*Materials provided*

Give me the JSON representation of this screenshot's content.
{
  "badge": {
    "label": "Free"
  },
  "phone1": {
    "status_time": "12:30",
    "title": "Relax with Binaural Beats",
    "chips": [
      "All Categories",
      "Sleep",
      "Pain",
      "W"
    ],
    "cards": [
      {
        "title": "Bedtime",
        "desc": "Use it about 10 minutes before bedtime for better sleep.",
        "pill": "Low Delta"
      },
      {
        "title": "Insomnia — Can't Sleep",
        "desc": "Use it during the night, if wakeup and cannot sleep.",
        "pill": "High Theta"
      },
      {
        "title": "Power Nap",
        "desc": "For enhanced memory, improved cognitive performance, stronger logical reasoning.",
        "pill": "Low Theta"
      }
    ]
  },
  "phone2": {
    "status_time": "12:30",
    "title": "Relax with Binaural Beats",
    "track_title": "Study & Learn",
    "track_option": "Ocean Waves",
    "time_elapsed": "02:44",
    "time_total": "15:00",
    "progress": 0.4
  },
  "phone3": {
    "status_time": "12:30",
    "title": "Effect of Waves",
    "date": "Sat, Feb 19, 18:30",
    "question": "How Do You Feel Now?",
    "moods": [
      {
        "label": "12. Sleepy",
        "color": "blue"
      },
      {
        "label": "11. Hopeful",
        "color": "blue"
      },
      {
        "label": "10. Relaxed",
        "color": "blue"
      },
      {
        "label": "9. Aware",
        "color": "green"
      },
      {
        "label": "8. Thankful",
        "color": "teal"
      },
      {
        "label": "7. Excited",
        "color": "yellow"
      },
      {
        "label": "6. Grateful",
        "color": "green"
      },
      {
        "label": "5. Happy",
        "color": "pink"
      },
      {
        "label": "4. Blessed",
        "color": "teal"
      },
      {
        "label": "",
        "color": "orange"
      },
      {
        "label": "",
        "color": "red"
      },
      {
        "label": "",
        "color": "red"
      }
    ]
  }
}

*Problem*
Type out the whole listing above again, exactly as it stands.

*Exercise response*
Give me the JSON representation of this screenshot's content.
{
  "badge": {
    "label": "Free"
  },
  "phone1": {
    "status_time": "12:30",
    "title": "Relax with Binaural Beats",
    "chips": [
      "All Categories",
      "Sleep",
      "Pain",
      "W"
    ],
    "cards": [
      {
        "title": "Bedtime",
        "desc": "Use it about 10 minutes before bedtime for better sleep.",
        "pill": "Low Delta"
      },
      {
        "title": "Insomnia — Can't Sleep",
        "desc": "Use it during the night, if wakeup and cannot sleep.",
        "pill": "High Theta"
      },
      {
        "title": "Power Nap",
        "desc": "For enhanced memory, improved cognitive performance, stronger logical reasoning.",
        "pill": "Low Theta"
      }
    ]
  },
  "phone2": {
    "status_time": "12:30",
    "title": "Relax with Binaural Beats",
    "track_title": "Study & Learn",
    "track_option": "Ocean Waves",
    "time_elapsed": "02:44",
    "time_total": "15:00",
    "progress": 0.4
  },
  "phone3": {
    "status_time": "12:30",
    "title": "Effect of Waves",
    "date": "Sat, Feb 19, 18:30",
    "question": "How Do You Feel Now?",
    "moods": [
      {
        "label": "12. Sleepy",
        "color": "blue"
      },
      {
        "label": "11. Hopeful",
        "color": "blue"
      },
      {
        "label": "10. Relaxed",
        "color": "blue"
      },
      {
        "label": "9. Aware",
        "color": "green"
      },
      {
        "label": "8. Thankful",
        "color": "teal"
      },
      {
        "label": "7. Excited",
        "color": "yellow"
      },
      {
        "label": "6. Grateful",
        "color": "green"
      },
      {
        "label": "5. Happy",
        "color": "pink"
      },
      {
        "label": "4. Blessed",
        "color": "teal"
      },
      {
        "label": "",
        "color": "orange"
      },
      {
        "label": "",
        "color": "red"
      },
      {
        "label": "",
        "color": "red"
      }
    ]
  }
}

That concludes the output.